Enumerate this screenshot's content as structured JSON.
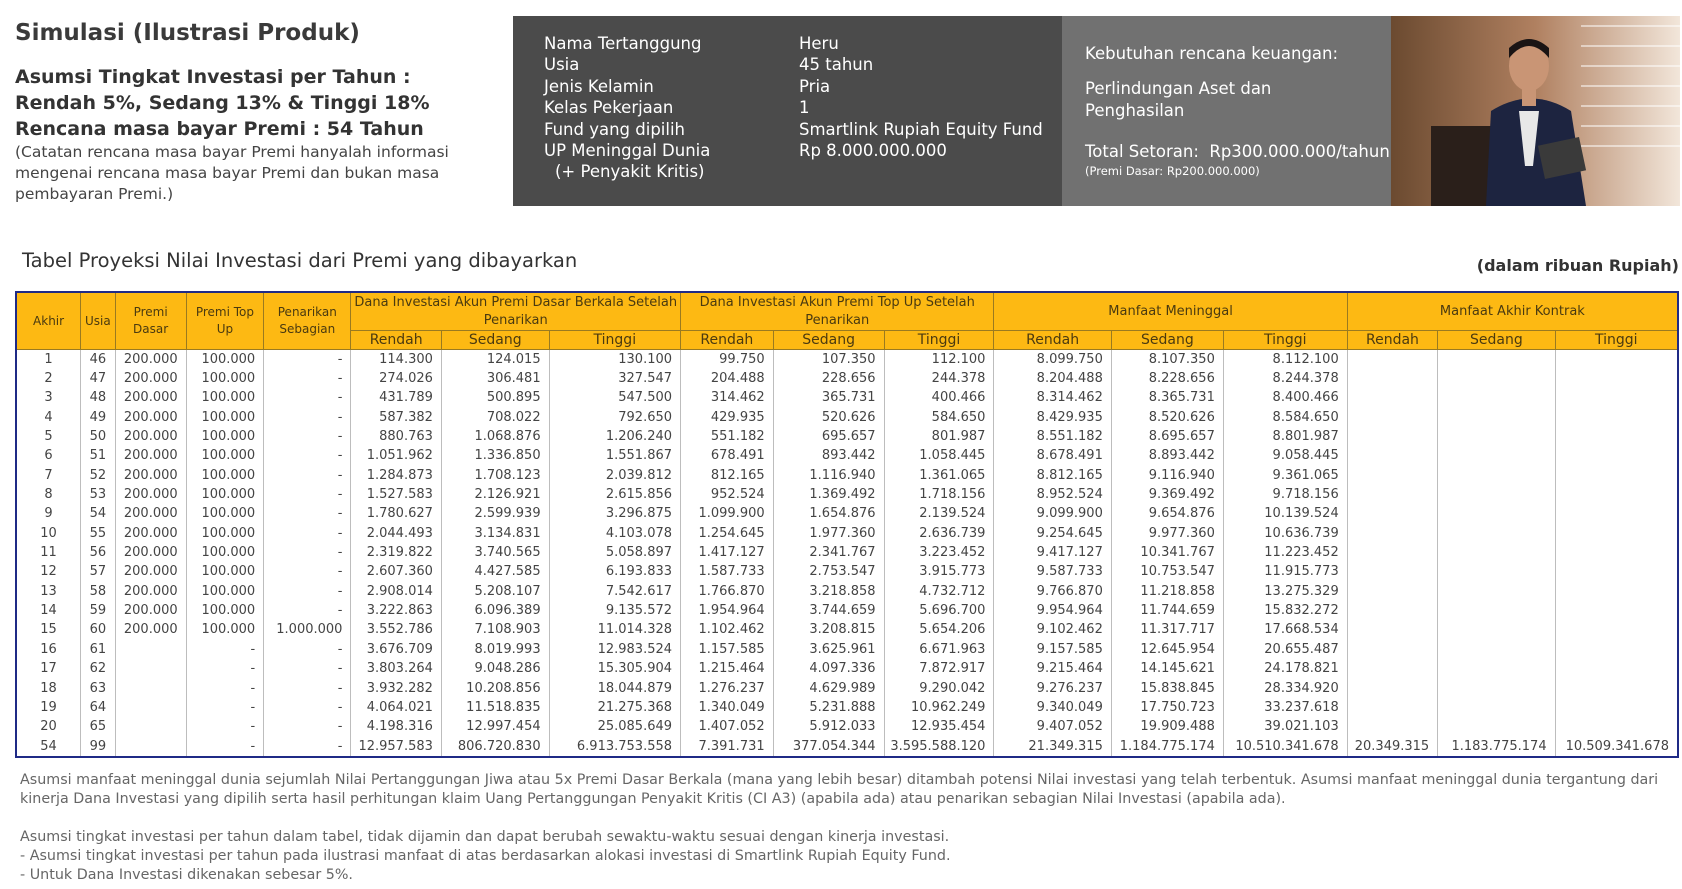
{
  "header": {
    "title": "Simulasi (Ilustrasi Produk)",
    "assumption_lines": [
      "Asumsi Tingkat Investasi per Tahun :",
      "Rendah 5%, Sedang 13% & Tinggi 18%",
      "Rencana masa bayar Premi : 54 Tahun"
    ],
    "note": "(Catatan rencana masa bayar Premi hanyalah informasi mengenai rencana masa bayar Premi dan bukan masa pembayaran Premi.)"
  },
  "info": {
    "rows": [
      {
        "label": "Nama Tertanggung",
        "value": "Heru"
      },
      {
        "label": "Usia",
        "value": "45 tahun"
      },
      {
        "label": "Jenis Kelamin",
        "value": "Pria"
      },
      {
        "label": "Kelas Pekerjaan",
        "value": "1"
      },
      {
        "label": "Fund yang dipilih",
        "value": "Smartlink Rupiah Equity Fund"
      },
      {
        "label": "UP Meninggal Dunia",
        "value": "Rp 8.000.000.000"
      }
    ],
    "note": "(+ Penyakit Kritis)"
  },
  "needs": {
    "title": "Kebutuhan rencana keuangan:",
    "need": "Perlindungan Aset dan Penghasilan",
    "total": "Total Setoran:  Rp300.000.000/tahun",
    "premi_dasar": "(Premi Dasar: Rp200.000.000)"
  },
  "table": {
    "title": "Tabel Proyeksi Nilai Investasi dari Premi yang dibayarkan",
    "unit": "(dalam ribuan Rupiah)",
    "columns": [
      "Akhir",
      "Usia",
      "Premi Dasar",
      "Premi Top Up",
      "Penarikan Sebagian"
    ],
    "groups": [
      {
        "label": "Dana Investasi Akun Premi Dasar Berkala Setelah Penarikan",
        "sub": [
          "Rendah",
          "Sedang",
          "Tinggi"
        ]
      },
      {
        "label": "Dana Investasi Akun Premi Top Up Setelah Penarikan",
        "sub": [
          "Rendah",
          "Sedang",
          "Tinggi"
        ]
      },
      {
        "label": "Manfaat Meninggal",
        "sub": [
          "Rendah",
          "Sedang",
          "Tinggi"
        ]
      },
      {
        "label": "Manfaat Akhir Kontrak",
        "sub": [
          "Rendah",
          "Sedang",
          "Tinggi"
        ]
      }
    ],
    "rows": [
      [
        1,
        46,
        "200.000",
        "100.000",
        "-",
        "114.300",
        "124.015",
        "130.100",
        "99.750",
        "107.350",
        "112.100",
        "8.099.750",
        "8.107.350",
        "8.112.100"
      ],
      [
        2,
        47,
        "200.000",
        "100.000",
        "-",
        "274.026",
        "306.481",
        "327.547",
        "204.488",
        "228.656",
        "244.378",
        "8.204.488",
        "8.228.656",
        "8.244.378"
      ],
      [
        3,
        48,
        "200.000",
        "100.000",
        "-",
        "431.789",
        "500.895",
        "547.500",
        "314.462",
        "365.731",
        "400.466",
        "8.314.462",
        "8.365.731",
        "8.400.466"
      ],
      [
        4,
        49,
        "200.000",
        "100.000",
        "-",
        "587.382",
        "708.022",
        "792.650",
        "429.935",
        "520.626",
        "584.650",
        "8.429.935",
        "8.520.626",
        "8.584.650"
      ],
      [
        5,
        50,
        "200.000",
        "100.000",
        "-",
        "880.763",
        "1.068.876",
        "1.206.240",
        "551.182",
        "695.657",
        "801.987",
        "8.551.182",
        "8.695.657",
        "8.801.987"
      ],
      [
        6,
        51,
        "200.000",
        "100.000",
        "-",
        "1.051.962",
        "1.336.850",
        "1.551.867",
        "678.491",
        "893.442",
        "1.058.445",
        "8.678.491",
        "8.893.442",
        "9.058.445"
      ],
      [
        7,
        52,
        "200.000",
        "100.000",
        "-",
        "1.284.873",
        "1.708.123",
        "2.039.812",
        "812.165",
        "1.116.940",
        "1.361.065",
        "8.812.165",
        "9.116.940",
        "9.361.065"
      ],
      [
        8,
        53,
        "200.000",
        "100.000",
        "-",
        "1.527.583",
        "2.126.921",
        "2.615.856",
        "952.524",
        "1.369.492",
        "1.718.156",
        "8.952.524",
        "9.369.492",
        "9.718.156"
      ],
      [
        9,
        54,
        "200.000",
        "100.000",
        "-",
        "1.780.627",
        "2.599.939",
        "3.296.875",
        "1.099.900",
        "1.654.876",
        "2.139.524",
        "9.099.900",
        "9.654.876",
        "10.139.524"
      ],
      [
        10,
        55,
        "200.000",
        "100.000",
        "-",
        "2.044.493",
        "3.134.831",
        "4.103.078",
        "1.254.645",
        "1.977.360",
        "2.636.739",
        "9.254.645",
        "9.977.360",
        "10.636.739"
      ],
      [
        11,
        56,
        "200.000",
        "100.000",
        "-",
        "2.319.822",
        "3.740.565",
        "5.058.897",
        "1.417.127",
        "2.341.767",
        "3.223.452",
        "9.417.127",
        "10.341.767",
        "11.223.452"
      ],
      [
        12,
        57,
        "200.000",
        "100.000",
        "-",
        "2.607.360",
        "4.427.585",
        "6.193.833",
        "1.587.733",
        "2.753.547",
        "3.915.773",
        "9.587.733",
        "10.753.547",
        "11.915.773"
      ],
      [
        13,
        58,
        "200.000",
        "100.000",
        "-",
        "2.908.014",
        "5.208.107",
        "7.542.617",
        "1.766.870",
        "3.218.858",
        "4.732.712",
        "9.766.870",
        "11.218.858",
        "13.275.329"
      ],
      [
        14,
        59,
        "200.000",
        "100.000",
        "-",
        "3.222.863",
        "6.096.389",
        "9.135.572",
        "1.954.964",
        "3.744.659",
        "5.696.700",
        "9.954.964",
        "11.744.659",
        "15.832.272"
      ],
      [
        15,
        60,
        "200.000",
        "100.000",
        "1.000.000",
        "3.552.786",
        "7.108.903",
        "11.014.328",
        "1.102.462",
        "3.208.815",
        "5.654.206",
        "9.102.462",
        "11.317.717",
        "17.668.534"
      ],
      [
        16,
        61,
        null,
        "-",
        "-",
        "3.676.709",
        "8.019.993",
        "12.983.524",
        "1.157.585",
        "3.625.961",
        "6.671.963",
        "9.157.585",
        "12.645.954",
        "20.655.487"
      ],
      [
        17,
        62,
        null,
        "-",
        "-",
        "3.803.264",
        "9.048.286",
        "15.305.904",
        "1.215.464",
        "4.097.336",
        "7.872.917",
        "9.215.464",
        "14.145.621",
        "24.178.821"
      ],
      [
        18,
        63,
        null,
        "-",
        "-",
        "3.932.282",
        "10.208.856",
        "18.044.879",
        "1.276.237",
        "4.629.989",
        "9.290.042",
        "9.276.237",
        "15.838.845",
        "28.334.920"
      ],
      [
        19,
        64,
        null,
        "-",
        "-",
        "4.064.021",
        "11.518.835",
        "21.275.368",
        "1.340.049",
        "5.231.888",
        "10.962.249",
        "9.340.049",
        "17.750.723",
        "33.237.618"
      ],
      [
        20,
        65,
        null,
        "-",
        "-",
        "4.198.316",
        "12.997.454",
        "25.085.649",
        "1.407.052",
        "5.912.033",
        "12.935.454",
        "9.407.052",
        "19.909.488",
        "39.021.103"
      ],
      [
        54,
        99,
        null,
        "-",
        "-",
        "12.957.583",
        "806.720.830",
        "6.913.753.558",
        "7.391.731",
        "377.054.344",
        "3.595.588.120",
        "21.349.315",
        "1.184.775.174",
        "10.510.341.678",
        "20.349.315",
        "1.183.775.174",
        "10.509.341.678"
      ]
    ]
  },
  "footnotes": [
    "Asumsi manfaat meninggal dunia sejumlah Nilai Pertanggungan Jiwa atau 5x Premi Dasar Berkala (mana yang lebih besar) ditambah potensi Nilai investasi yang telah terbentuk. Asumsi manfaat meninggal dunia tergantung dari kinerja Dana Investasi yang dipilih serta hasil perhitungan klaim Uang Pertanggungan Penyakit Kritis (CI A3) (apabila ada) atau penarikan sebagian Nilai Investasi (apabila ada).",
    "Asumsi tingkat investasi per tahun dalam tabel, tidak dijamin dan dapat berubah sewaktu-waktu sesuai dengan kinerja investasi.",
    "- Asumsi tingkat investasi per tahun pada ilustrasi manfaat di atas berdasarkan alokasi investasi di Smartlink Rupiah Equity Fund.",
    "- Untuk Dana Investasi dikenakan sebesar 5%."
  ]
}
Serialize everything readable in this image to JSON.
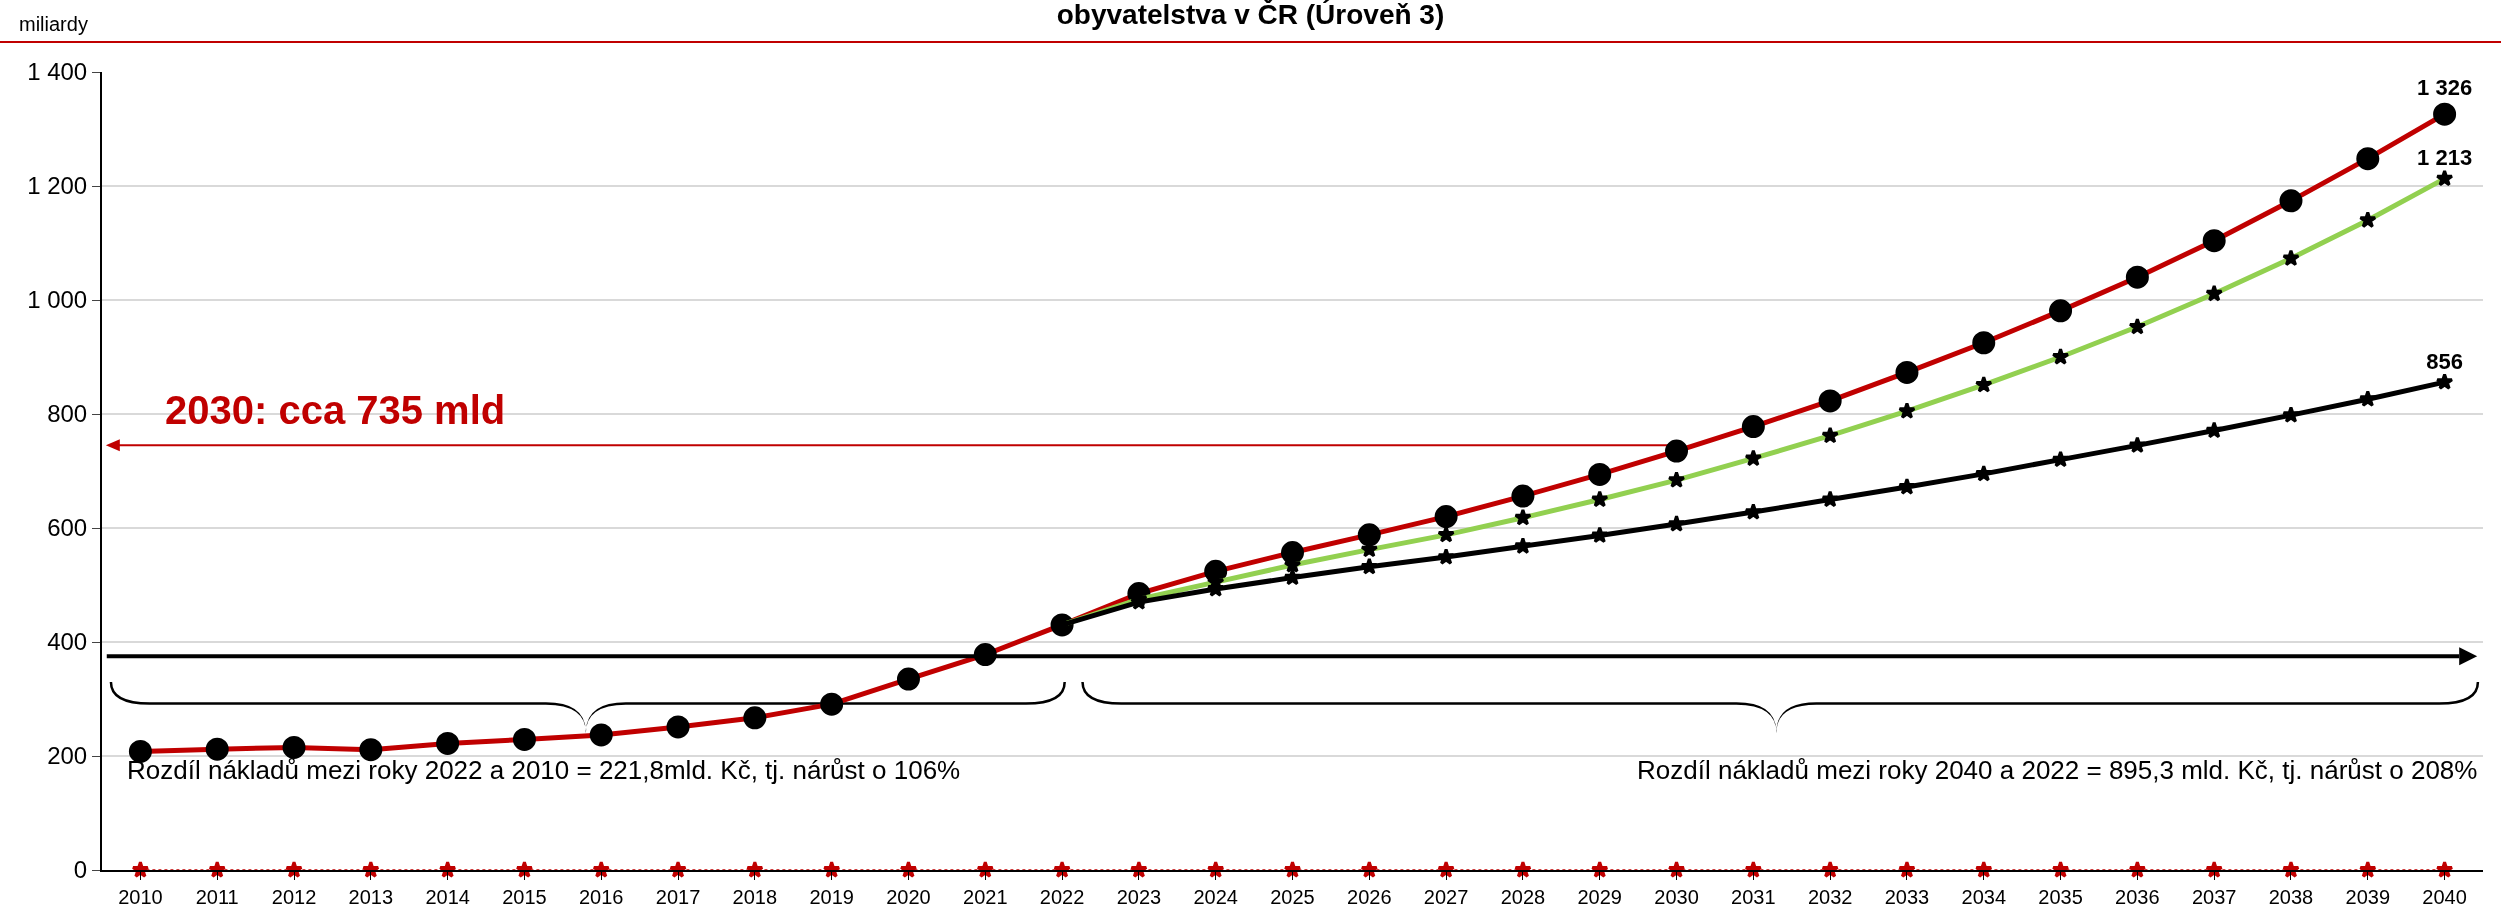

──────────────────────────────

WHAT YOU WILL DO — Determine how many lines contain the word "Equity" and reply with that number alone.

EXERCISE SOLUTION — 2